Document extract
ZHPTRD (3lapack)

reduce a complex Hermitian matrix A stored in packed form to real symmetric tridiagonal form T by a unitary similarity transformation

SYNOPSIS

  SUBROUTINE ZHPTRD( UPLO, N, AP, D, E, TAU, INFO )

      CHARACTER      UPLO

      INTEGER        INFO, N

      DOUBLE         PRECISION D( * ), E( * )

      COMPLEX*16     AP( * ), TAU( * )

PURPOSE

  ZHPTRD reduces a complex Hermitian matrix A stored in packed form to real
  symmetric tridiagonal form T by a unitary similarity transformation: Q**H *
  A * Q = T.

ARGUMENTS

  UPLO    (input) CHARACTER*1
          = 'U':  Upper triangle of A is stored;
          = 'L':  Lower triangle of A is stored.

  N       (input) INTEGER
          The order of the matrix A.  N >= 0.

  AP      (input/output) COMPLEX*16 array, dimension (N*(N+1)/2)

Material supplied
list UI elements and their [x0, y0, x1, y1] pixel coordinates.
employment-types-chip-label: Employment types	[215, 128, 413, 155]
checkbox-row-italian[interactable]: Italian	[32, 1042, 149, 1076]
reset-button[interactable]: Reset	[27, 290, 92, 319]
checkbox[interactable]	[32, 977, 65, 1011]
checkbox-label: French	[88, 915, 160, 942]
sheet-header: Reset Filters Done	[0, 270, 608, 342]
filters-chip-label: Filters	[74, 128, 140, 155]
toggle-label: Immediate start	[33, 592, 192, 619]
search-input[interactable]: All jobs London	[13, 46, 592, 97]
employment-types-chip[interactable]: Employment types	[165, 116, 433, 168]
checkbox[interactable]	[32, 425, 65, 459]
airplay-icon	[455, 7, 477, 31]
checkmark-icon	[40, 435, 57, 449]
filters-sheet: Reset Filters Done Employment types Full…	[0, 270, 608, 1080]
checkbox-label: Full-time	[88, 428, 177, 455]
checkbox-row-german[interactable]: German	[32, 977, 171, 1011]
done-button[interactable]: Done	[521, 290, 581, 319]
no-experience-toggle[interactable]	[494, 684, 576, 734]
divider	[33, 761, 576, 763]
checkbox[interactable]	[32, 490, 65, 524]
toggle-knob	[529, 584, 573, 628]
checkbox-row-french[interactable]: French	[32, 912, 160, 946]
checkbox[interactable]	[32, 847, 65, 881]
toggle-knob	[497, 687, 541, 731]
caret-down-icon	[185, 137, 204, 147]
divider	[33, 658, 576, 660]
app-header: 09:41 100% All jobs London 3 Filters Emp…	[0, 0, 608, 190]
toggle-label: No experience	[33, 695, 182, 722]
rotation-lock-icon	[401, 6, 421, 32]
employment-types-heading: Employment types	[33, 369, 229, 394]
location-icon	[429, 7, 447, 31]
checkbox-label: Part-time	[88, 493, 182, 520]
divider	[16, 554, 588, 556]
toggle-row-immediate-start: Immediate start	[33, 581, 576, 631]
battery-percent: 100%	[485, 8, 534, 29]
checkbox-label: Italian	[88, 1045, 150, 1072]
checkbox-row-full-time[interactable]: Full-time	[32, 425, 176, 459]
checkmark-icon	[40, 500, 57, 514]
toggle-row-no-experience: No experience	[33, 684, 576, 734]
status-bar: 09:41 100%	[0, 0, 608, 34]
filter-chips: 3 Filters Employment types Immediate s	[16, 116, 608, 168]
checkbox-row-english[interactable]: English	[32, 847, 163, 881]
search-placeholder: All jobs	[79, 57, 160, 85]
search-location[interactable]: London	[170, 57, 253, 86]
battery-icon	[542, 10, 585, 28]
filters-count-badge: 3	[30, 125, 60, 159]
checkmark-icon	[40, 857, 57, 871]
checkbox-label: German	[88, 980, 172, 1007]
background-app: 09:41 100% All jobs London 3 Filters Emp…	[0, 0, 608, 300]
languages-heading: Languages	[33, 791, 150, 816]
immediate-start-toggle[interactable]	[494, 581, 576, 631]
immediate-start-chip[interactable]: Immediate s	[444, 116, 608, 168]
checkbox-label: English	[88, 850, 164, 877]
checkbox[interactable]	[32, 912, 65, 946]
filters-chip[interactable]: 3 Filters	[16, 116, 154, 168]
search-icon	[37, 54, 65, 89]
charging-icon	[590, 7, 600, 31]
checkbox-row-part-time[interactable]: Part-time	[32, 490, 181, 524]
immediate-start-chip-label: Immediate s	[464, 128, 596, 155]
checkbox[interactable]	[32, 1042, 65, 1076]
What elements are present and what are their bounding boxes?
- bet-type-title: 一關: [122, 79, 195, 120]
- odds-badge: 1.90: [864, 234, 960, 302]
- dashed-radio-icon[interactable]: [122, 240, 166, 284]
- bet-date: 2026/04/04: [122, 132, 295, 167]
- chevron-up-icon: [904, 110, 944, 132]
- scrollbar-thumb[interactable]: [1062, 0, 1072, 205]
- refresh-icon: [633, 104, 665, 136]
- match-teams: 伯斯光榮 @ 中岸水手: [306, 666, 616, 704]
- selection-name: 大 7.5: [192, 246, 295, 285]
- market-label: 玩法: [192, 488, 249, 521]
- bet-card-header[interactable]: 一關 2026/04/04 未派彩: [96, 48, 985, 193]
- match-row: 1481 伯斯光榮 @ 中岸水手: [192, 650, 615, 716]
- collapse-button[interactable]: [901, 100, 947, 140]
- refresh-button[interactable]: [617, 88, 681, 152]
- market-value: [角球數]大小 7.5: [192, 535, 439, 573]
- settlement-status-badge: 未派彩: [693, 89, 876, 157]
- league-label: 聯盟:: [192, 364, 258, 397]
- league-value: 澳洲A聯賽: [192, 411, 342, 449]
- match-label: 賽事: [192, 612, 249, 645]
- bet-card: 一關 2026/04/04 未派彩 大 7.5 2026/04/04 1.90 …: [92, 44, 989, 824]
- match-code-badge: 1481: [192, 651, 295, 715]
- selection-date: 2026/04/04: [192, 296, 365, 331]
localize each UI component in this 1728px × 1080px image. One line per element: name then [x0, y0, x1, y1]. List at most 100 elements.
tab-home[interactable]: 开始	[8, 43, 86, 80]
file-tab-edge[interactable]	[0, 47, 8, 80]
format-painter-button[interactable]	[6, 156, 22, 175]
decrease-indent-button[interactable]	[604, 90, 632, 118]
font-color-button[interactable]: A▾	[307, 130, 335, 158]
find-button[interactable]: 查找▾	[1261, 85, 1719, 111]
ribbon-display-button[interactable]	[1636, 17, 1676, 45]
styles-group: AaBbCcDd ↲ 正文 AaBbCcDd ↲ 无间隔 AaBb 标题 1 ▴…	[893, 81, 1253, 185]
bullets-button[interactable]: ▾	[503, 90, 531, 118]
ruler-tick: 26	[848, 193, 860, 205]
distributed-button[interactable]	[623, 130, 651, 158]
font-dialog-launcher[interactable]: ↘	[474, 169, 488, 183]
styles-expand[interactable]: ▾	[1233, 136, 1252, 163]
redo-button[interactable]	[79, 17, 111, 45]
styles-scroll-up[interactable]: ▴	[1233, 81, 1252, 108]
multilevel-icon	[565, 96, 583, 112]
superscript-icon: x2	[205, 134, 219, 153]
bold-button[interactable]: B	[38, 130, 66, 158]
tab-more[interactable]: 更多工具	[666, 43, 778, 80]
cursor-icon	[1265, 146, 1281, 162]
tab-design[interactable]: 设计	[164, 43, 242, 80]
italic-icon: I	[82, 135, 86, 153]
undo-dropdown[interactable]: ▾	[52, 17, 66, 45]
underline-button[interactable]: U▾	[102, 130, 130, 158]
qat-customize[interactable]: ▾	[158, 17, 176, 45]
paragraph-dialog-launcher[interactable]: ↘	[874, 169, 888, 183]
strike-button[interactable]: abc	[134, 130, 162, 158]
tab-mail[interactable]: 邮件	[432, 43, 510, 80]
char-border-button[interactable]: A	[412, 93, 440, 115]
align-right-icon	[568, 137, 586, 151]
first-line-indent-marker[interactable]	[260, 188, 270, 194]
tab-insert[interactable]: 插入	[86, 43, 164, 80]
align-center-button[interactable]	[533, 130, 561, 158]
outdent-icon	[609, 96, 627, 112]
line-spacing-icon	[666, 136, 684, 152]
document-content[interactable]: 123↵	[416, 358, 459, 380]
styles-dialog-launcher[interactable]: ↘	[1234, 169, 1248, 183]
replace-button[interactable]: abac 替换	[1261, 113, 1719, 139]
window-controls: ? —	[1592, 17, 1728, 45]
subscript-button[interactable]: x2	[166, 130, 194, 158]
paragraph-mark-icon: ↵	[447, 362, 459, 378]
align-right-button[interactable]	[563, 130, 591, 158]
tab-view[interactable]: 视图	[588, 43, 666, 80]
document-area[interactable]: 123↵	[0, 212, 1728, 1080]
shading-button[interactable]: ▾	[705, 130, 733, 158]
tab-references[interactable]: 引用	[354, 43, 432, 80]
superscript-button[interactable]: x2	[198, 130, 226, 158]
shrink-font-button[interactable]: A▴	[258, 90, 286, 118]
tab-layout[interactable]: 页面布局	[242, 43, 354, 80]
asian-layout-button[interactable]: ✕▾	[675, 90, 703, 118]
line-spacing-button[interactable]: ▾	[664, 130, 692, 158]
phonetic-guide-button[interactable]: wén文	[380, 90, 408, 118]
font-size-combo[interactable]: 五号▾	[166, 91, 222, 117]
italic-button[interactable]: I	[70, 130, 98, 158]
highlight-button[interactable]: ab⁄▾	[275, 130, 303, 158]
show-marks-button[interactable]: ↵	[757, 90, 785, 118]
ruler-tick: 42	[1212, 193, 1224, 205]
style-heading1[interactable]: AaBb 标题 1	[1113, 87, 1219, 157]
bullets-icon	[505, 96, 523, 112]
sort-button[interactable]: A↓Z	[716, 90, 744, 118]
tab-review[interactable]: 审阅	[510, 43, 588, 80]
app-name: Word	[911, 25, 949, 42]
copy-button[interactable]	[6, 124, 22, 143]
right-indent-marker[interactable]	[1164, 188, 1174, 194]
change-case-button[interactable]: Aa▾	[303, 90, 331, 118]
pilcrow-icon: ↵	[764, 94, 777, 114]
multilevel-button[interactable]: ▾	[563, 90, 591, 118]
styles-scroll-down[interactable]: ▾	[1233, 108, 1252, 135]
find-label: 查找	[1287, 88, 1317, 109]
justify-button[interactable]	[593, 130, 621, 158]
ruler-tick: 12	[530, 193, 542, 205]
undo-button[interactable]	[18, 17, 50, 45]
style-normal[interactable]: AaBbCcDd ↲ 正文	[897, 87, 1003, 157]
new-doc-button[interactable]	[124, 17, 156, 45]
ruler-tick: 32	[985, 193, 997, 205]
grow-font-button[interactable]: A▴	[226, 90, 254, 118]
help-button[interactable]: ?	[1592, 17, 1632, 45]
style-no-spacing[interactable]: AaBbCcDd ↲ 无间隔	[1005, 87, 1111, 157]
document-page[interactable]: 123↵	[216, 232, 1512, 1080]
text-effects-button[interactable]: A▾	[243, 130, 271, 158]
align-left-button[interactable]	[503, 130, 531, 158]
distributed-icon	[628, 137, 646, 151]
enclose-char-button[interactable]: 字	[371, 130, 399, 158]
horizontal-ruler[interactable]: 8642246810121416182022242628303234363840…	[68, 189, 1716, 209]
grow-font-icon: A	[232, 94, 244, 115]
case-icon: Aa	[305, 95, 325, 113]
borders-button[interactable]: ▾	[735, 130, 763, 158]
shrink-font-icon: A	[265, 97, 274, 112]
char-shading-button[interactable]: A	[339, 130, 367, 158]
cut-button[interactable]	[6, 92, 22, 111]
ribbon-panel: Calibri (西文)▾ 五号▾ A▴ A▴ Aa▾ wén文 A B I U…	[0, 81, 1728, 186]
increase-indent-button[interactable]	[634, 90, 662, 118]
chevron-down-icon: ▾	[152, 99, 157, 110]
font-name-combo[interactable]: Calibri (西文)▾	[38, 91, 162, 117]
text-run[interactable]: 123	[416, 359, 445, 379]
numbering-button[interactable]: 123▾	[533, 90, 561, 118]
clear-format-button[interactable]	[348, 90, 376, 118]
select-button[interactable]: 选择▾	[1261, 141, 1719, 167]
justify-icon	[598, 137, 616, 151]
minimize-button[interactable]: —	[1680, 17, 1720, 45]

Task 1
Summarize the ZHPTRD page in two sentences.
Task 2
Return the listing unchanged from its first line to the line with "554, 588, 556]", including both of those lines.
The listing and the ZHPTRD page have no connection to each other.

Exercise answer 1
ZHPTRD reduces a complex Hermitian matrix A stored in packed form to real symmetric tridiagonal form T through a unitary similarity transformation, Q**H * A * Q = T. Its arguments include UPLO, which indicates whether the upper ('U') or lower ('L') triangle of A is stored; N, the order of A, which must be at least 0; and AP, an input/output COMPLEX*16 array of dimension N*(N+1)/2.

Exercise answer 2
list UI elements and their [x0, y0, x1, y1] pixel coordinates.
employment-types-chip-label: Employment types	[215, 128, 413, 155]
checkbox-row-italian[interactable]: Italian	[32, 1042, 149, 1076]
reset-button[interactable]: Reset	[27, 290, 92, 319]
checkbox[interactable]	[32, 977, 65, 1011]
checkbox-label: French	[88, 915, 160, 942]
sheet-header: Reset Filters Done	[0, 270, 608, 342]
filters-chip-label: Filters	[74, 128, 140, 155]
toggle-label: Immediate start	[33, 592, 192, 619]
search-input[interactable]: All jobs London	[13, 46, 592, 97]
employment-types-chip[interactable]: Employment types	[165, 116, 433, 168]
checkbox[interactable]	[32, 425, 65, 459]
airplay-icon	[455, 7, 477, 31]
checkmark-icon	[40, 435, 57, 449]
filters-sheet: Reset Filters Done Employment types Full…	[0, 270, 608, 1080]
checkbox-label: Full-time	[88, 428, 177, 455]
checkbox-row-german[interactable]: German	[32, 977, 171, 1011]
done-button[interactable]: Done	[521, 290, 581, 319]
no-experience-toggle[interactable]	[494, 684, 576, 734]
divider	[33, 761, 576, 763]
checkbox[interactable]	[32, 490, 65, 524]
toggle-knob	[529, 584, 573, 628]
checkbox-row-french[interactable]: French	[32, 912, 160, 946]
checkbox[interactable]	[32, 847, 65, 881]
toggle-knob	[497, 687, 541, 731]
caret-down-icon	[185, 137, 204, 147]
divider	[33, 658, 576, 660]
app-header: 09:41 100% All jobs London 3 Filters Emp…	[0, 0, 608, 190]
toggle-label: No experience	[33, 695, 182, 722]
rotation-lock-icon	[401, 6, 421, 32]
employment-types-heading: Employment types	[33, 369, 229, 394]
location-icon	[429, 7, 447, 31]
checkbox-label: Part-time	[88, 493, 182, 520]
divider	[16, 554, 588, 556]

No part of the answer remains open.